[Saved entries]
======
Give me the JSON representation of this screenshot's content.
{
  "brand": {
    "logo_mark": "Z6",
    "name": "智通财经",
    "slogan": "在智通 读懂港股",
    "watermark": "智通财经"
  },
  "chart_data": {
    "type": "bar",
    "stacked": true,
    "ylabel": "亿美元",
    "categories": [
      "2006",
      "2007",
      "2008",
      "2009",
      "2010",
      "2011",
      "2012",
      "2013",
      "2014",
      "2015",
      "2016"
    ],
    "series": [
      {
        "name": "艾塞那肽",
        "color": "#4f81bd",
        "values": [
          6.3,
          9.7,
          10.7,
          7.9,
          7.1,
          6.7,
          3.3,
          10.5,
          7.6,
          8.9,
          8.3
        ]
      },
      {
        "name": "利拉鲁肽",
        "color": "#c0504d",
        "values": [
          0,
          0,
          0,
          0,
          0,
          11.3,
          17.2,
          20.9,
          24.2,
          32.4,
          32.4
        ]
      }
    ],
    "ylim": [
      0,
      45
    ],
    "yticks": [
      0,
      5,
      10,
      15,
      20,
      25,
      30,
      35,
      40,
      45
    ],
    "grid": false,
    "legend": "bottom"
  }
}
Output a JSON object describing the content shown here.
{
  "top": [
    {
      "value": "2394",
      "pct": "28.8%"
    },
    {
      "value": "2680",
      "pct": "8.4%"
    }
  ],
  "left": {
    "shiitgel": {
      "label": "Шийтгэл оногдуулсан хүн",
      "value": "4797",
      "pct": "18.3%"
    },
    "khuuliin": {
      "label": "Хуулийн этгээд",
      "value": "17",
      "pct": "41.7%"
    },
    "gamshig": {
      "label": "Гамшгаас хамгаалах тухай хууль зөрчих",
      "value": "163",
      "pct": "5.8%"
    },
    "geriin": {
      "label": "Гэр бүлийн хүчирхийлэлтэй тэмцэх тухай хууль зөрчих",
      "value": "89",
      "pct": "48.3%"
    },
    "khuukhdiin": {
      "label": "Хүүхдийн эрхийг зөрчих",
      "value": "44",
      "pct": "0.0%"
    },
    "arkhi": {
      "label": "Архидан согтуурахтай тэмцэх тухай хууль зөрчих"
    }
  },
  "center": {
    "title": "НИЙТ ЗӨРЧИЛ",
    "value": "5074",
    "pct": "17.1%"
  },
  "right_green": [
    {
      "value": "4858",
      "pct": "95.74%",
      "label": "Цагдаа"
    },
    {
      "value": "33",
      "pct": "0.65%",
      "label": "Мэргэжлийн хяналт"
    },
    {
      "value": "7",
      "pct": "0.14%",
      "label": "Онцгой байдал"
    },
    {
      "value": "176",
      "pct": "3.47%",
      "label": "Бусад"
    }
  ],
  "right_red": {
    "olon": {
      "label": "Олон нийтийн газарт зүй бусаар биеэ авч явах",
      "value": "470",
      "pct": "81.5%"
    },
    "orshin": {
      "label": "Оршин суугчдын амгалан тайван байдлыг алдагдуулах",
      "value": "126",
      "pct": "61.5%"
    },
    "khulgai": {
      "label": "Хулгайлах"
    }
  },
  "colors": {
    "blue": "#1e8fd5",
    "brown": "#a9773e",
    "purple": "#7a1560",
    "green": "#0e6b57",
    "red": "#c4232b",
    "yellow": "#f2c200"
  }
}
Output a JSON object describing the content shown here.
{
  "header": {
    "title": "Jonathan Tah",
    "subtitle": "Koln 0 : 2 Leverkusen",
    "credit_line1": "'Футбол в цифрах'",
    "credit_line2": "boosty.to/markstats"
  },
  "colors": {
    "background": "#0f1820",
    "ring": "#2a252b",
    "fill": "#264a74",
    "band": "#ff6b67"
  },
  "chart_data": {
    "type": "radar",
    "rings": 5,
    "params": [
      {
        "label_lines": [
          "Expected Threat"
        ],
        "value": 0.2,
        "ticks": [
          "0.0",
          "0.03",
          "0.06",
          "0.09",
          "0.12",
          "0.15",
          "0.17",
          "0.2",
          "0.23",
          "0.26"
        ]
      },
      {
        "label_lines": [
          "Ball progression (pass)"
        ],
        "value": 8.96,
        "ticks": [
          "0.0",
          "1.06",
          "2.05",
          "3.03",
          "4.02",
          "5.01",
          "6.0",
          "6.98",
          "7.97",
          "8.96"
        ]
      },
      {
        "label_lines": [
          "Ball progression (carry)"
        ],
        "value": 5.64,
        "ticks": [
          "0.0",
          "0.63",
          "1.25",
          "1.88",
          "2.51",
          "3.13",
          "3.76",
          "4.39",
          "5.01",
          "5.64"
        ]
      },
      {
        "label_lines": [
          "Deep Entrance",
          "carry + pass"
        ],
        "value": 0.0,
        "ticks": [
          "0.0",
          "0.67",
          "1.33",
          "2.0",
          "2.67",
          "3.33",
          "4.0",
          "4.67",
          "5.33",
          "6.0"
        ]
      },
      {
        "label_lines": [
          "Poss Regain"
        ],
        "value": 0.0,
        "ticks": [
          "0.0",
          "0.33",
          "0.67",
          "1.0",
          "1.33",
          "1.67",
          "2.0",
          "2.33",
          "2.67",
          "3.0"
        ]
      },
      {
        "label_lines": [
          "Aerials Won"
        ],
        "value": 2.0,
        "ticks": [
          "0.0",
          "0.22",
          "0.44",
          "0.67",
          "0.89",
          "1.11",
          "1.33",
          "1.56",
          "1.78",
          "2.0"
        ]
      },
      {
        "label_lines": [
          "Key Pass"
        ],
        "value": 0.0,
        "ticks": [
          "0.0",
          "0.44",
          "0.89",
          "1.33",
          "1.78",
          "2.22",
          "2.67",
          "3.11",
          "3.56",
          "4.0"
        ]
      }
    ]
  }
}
======
■ **REQUIREMENTS**
Quote the whole listing above, leaving nothing out.

■ **WRITTEN ANSWER**
Give me the JSON representation of this screenshot's content.
{
  "brand": {
    "logo_mark": "Z6",
    "name": "智通财经",
    "slogan": "在智通 读懂港股",
    "watermark": "智通财经"
  },
  "chart_data": {
    "type": "bar",
    "stacked": true,
    "ylabel": "亿美元",
    "categories": [
      "2006",
      "2007",
      "2008",
      "2009",
      "2010",
      "2011",
      "2012",
      "2013",
      "2014",
      "2015",
      "2016"
    ],
    "series": [
      {
        "name": "艾塞那肽",
        "color": "#4f81bd",
        "values": [
          6.3,
          9.7,
          10.7,
          7.9,
          7.1,
          6.7,
          3.3,
          10.5,
          7.6,
          8.9,
          8.3
        ]
      },
      {
        "name": "利拉鲁肽",
        "color": "#c0504d",
        "values": [
          0,
          0,
          0,
          0,
          0,
          11.3,
          17.2,
          20.9,
          24.2,
          32.4,
          32.4
        ]
      }
    ],
    "ylim": [
      0,
      45
    ],
    "yticks": [
      0,
      5,
      10,
      15,
      20,
      25,
      30,
      35,
      40,
      45
    ],
    "grid": false,
    "legend": "bottom"
  }
}
Output a JSON object describing the content shown here.
{
  "top": [
    {
      "value": "2394",
      "pct": "28.8%"
    },
    {
      "value": "2680",
      "pct": "8.4%"
    }
  ],
  "left": {
    "shiitgel": {
      "label": "Шийтгэл оногдуулсан хүн",
      "value": "4797",
      "pct": "18.3%"
    },
    "khuuliin": {
      "label": "Хуулийн этгээд",
      "value": "17",
      "pct": "41.7%"
    },
    "gamshig": {
      "label": "Гамшгаас хамгаалах тухай хууль зөрчих",
      "value": "163",
      "pct": "5.8%"
    },
    "geriin": {
      "label": "Гэр бүлийн хүчирхийлэлтэй тэмцэх тухай хууль зөрчих",
      "value": "89",
      "pct": "48.3%"
    },
    "khuukhdiin": {
      "label": "Хүүхдийн эрхийг зөрчих",
      "value": "44",
      "pct": "0.0%"
    },
    "arkhi": {
      "label": "Архидан согтуурахтай тэмцэх тухай хууль зөрчих"
    }
  },
  "center": {
    "title": "НИЙТ ЗӨРЧИЛ",
    "value": "5074",
    "pct": "17.1%"
  },
  "right_green": [
    {
      "value": "4858",
      "pct": "95.74%",
      "label": "Цагдаа"
    },
    {
      "value": "33",
      "pct": "0.65%",
      "label": "Мэргэжлийн хяналт"
    },
    {
      "value": "7",
      "pct": "0.14%",
      "label": "Онцгой байдал"
    },
    {
      "value": "176",
      "pct": "3.47%",
      "label": "Бусад"
    }
  ],
  "right_red": {
    "olon": {
      "label": "Олон нийтийн газарт зүй бусаар биеэ авч явах",
      "value": "470",
      "pct": "81.5%"
    },
    "orshin": {
      "label": "Оршин суугчдын амгалан тайван байдлыг алдагдуулах",
      "value": "126",
      "pct": "61.5%"
    },
    "khulgai": {
      "label": "Хулгайлах"
    }
  },
  "colors": {
    "blue": "#1e8fd5",
    "brown": "#a9773e",
    "purple": "#7a1560",
    "green": "#0e6b57",
    "red": "#c4232b",
    "yellow": "#f2c200"
  }
}
Output a JSON object describing the content shown here.
{
  "header": {
    "title": "Jonathan Tah",
    "subtitle": "Koln 0 : 2 Leverkusen",
    "credit_line1": "'Футбол в цифрах'",
    "credit_line2": "boosty.to/markstats"
  },
  "colors": {
    "background": "#0f1820",
    "ring": "#2a252b",
    "fill": "#264a74",
    "band": "#ff6b67"
  },
  "chart_data": {
    "type": "radar",
    "rings": 5,
    "params": [
      {
        "label_lines": [
          "Expected Threat"
        ],
        "value": 0.2,
        "ticks": [
          "0.0",
          "0.03",
          "0.06",
          "0.09",
          "0.12",
          "0.15",
          "0.17",
          "0.2",
          "0.23",
          "0.26"
        ]
      },
      {
        "label_lines": [
          "Ball progression (pass)"
        ],
        "value": 8.96,
        "ticks": [
          "0.0",
          "1.06",
          "2.05",
          "3.03",
          "4.02",
          "5.01",
          "6.0",
          "6.98",
          "7.97",
          "8.96"
        ]
      },
      {
        "label_lines": [
          "Ball progression (carry)"
        ],
        "value": 5.64,
        "ticks": [
          "0.0",
          "0.63",
          "1.25",
          "1.88",
          "2.51",
          "3.13",
          "3.76",
          "4.39",
          "5.01",
          "5.64"
        ]
      },
      {
        "label_lines": [
          "Deep Entrance",
          "carry + pass"
        ],
        "value": 0.0,
        "ticks": [
          "0.0",
          "0.67",
          "1.33",
          "2.0",
          "2.67",
          "3.33",
          "4.0",
          "4.67",
          "5.33",
          "6.0"
        ]
      },
      {
        "label_lines": [
          "Poss Regain"
        ],
        "value": 0.0,
        "ticks": [
          "0.0",
          "0.33",
          "0.67",
          "1.0",
          "1.33",
          "1.67",
          "2.0",
          "2.33",
          "2.67",
          "3.0"
        ]
      },
      {
        "label_lines": [
          "Aerials Won"
        ],
        "value": 2.0,
        "ticks": [
          "0.0",
          "0.22",
          "0.44",
          "0.67",
          "0.89",
          "1.11",
          "1.33",
          "1.56",
          "1.78",
          "2.0"
        ]
      },
      {
        "label_lines": [
          "Key Pass"
        ],
        "value": 0.0,
        "ticks": [
          "0.0",
          "0.44",
          "0.89",
          "1.33",
          "1.78",
          "2.22",
          "2.67",
          "3.11",
          "3.56",
          "4.0"
        ]
      }
    ]
  }
}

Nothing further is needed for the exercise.